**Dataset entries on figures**

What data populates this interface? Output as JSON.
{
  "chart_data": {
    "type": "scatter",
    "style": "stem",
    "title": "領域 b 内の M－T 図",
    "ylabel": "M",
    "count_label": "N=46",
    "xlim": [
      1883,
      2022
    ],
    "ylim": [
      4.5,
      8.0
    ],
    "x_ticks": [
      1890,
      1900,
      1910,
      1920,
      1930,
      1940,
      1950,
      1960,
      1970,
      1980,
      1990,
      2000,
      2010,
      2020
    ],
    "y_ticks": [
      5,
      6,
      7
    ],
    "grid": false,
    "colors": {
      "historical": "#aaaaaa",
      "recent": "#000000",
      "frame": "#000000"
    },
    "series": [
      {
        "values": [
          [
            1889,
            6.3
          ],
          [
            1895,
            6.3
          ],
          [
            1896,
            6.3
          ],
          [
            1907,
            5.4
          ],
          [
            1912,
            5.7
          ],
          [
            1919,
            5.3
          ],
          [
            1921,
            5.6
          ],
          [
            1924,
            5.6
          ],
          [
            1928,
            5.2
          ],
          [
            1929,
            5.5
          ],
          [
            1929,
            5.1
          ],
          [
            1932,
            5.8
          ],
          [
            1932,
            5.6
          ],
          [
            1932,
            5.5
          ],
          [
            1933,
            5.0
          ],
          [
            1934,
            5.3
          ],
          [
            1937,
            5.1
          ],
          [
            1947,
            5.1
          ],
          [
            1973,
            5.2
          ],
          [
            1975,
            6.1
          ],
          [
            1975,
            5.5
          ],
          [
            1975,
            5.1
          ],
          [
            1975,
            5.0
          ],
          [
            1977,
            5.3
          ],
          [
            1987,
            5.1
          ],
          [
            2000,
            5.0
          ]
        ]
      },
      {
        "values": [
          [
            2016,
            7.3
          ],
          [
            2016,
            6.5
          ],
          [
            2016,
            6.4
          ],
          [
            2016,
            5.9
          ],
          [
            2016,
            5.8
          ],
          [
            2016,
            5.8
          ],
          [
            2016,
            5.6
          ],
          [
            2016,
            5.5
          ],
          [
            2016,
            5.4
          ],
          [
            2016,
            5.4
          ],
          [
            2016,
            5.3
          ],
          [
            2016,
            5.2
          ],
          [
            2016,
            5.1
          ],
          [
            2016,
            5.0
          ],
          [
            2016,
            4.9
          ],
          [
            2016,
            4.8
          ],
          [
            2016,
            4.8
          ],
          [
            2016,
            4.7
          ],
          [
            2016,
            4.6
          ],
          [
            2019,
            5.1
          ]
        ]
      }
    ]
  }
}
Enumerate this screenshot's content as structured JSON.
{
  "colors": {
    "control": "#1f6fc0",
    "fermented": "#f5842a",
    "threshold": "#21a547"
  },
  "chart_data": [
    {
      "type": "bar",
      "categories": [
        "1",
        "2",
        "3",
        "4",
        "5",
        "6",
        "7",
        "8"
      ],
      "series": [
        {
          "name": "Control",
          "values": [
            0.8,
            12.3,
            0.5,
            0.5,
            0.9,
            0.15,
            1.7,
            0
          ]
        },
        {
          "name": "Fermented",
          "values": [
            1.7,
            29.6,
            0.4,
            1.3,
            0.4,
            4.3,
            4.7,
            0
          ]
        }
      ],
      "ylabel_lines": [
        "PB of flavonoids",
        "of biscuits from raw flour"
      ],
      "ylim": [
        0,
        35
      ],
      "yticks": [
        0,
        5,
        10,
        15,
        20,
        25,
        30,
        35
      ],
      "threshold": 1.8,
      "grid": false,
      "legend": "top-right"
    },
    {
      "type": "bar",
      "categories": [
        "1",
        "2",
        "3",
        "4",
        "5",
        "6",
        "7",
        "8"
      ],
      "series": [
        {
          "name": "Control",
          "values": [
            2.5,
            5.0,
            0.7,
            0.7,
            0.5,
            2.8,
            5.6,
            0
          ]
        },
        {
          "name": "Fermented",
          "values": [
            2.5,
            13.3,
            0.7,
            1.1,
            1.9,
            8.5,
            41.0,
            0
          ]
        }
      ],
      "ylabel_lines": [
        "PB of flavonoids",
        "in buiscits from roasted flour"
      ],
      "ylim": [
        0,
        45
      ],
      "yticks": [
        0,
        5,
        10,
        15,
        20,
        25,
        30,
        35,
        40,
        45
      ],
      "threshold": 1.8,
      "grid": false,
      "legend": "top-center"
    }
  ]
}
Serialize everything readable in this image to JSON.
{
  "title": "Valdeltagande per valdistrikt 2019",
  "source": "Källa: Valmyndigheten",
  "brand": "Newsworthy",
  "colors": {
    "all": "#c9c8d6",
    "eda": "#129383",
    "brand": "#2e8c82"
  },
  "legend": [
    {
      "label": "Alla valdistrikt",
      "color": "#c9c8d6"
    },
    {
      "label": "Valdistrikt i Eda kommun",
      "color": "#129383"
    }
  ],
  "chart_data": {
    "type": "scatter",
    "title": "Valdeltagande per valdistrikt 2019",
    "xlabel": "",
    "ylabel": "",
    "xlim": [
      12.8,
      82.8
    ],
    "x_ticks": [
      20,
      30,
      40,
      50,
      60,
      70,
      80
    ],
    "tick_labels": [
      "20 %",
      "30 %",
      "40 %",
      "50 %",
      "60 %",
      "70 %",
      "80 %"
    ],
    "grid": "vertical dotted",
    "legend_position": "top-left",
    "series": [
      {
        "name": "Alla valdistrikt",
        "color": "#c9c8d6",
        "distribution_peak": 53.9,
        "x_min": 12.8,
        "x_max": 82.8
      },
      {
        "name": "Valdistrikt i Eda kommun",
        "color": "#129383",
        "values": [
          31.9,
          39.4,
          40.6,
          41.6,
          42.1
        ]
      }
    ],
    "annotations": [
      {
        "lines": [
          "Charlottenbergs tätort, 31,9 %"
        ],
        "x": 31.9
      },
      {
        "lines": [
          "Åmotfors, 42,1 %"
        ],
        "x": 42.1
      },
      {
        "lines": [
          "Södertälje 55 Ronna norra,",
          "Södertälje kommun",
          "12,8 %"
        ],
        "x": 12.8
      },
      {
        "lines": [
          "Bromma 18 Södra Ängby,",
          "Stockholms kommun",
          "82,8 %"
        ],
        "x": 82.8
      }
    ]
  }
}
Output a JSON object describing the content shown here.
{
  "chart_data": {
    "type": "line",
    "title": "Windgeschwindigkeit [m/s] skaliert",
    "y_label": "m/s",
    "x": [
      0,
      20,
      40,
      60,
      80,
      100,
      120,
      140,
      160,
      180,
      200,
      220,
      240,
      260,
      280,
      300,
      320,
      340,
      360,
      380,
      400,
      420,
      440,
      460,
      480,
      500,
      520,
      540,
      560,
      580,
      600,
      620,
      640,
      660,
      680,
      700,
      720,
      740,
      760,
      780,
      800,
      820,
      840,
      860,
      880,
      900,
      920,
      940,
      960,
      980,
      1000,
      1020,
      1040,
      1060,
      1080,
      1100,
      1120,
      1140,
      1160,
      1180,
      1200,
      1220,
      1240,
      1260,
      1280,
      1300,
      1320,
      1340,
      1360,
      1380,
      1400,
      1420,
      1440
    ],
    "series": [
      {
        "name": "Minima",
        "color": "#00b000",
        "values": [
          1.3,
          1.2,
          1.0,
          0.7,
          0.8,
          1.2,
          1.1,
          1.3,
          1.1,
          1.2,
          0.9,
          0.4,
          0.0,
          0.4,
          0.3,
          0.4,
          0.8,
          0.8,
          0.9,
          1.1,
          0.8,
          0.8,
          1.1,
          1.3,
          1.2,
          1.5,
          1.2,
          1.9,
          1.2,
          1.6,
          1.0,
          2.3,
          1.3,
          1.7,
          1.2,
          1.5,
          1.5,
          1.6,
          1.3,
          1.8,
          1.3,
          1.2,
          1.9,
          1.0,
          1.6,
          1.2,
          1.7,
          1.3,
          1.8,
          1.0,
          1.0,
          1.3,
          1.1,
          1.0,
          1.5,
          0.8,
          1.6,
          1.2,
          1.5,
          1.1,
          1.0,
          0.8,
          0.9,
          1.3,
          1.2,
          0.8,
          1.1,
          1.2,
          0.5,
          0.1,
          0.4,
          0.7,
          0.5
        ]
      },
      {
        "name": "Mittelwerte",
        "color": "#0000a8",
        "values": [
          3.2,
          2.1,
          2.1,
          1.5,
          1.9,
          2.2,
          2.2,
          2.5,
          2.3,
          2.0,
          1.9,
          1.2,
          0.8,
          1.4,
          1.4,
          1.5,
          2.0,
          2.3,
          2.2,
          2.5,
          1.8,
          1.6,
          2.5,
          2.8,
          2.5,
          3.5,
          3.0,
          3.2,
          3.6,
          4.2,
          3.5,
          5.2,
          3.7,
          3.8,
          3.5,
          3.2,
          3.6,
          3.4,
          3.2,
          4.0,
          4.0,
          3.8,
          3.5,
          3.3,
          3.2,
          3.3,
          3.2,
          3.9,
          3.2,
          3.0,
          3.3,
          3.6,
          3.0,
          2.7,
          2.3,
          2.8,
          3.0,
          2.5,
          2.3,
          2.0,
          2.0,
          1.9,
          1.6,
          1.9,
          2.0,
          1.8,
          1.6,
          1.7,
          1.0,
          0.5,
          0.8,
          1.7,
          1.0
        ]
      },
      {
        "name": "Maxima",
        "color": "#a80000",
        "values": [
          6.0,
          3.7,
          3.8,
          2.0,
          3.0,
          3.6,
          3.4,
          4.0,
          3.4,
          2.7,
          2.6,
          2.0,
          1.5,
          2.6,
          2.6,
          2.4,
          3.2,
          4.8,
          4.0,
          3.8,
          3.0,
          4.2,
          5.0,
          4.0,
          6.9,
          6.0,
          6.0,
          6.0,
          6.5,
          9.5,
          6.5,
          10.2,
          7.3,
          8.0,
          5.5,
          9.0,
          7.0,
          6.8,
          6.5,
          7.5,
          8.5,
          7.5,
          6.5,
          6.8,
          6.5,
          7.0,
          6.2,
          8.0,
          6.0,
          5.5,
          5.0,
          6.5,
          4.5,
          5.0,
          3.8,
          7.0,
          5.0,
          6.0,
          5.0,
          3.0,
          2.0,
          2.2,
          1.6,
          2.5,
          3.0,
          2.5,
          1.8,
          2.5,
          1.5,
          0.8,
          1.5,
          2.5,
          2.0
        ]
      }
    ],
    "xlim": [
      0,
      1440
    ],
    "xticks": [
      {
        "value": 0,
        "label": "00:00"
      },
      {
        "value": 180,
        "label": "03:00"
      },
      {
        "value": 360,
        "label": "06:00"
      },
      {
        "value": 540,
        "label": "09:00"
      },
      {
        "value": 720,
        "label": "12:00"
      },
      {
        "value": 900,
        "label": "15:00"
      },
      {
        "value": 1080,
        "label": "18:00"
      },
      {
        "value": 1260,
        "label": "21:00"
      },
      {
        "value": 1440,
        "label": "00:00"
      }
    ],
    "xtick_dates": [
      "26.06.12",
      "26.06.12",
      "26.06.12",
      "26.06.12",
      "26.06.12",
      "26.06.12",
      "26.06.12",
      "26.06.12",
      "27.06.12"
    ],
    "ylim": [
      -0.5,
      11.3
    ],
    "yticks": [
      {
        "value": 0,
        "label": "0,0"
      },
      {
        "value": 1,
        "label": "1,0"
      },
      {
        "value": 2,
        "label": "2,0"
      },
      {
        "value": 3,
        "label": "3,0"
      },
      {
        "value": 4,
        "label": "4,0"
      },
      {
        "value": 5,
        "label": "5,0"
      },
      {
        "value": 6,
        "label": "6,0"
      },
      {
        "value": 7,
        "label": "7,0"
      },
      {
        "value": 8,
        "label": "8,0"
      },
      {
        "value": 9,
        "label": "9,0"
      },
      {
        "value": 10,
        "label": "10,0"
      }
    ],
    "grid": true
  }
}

**Your task**
Say how many lines hold the word "from", giving the number and nothing else.

**Solution**
2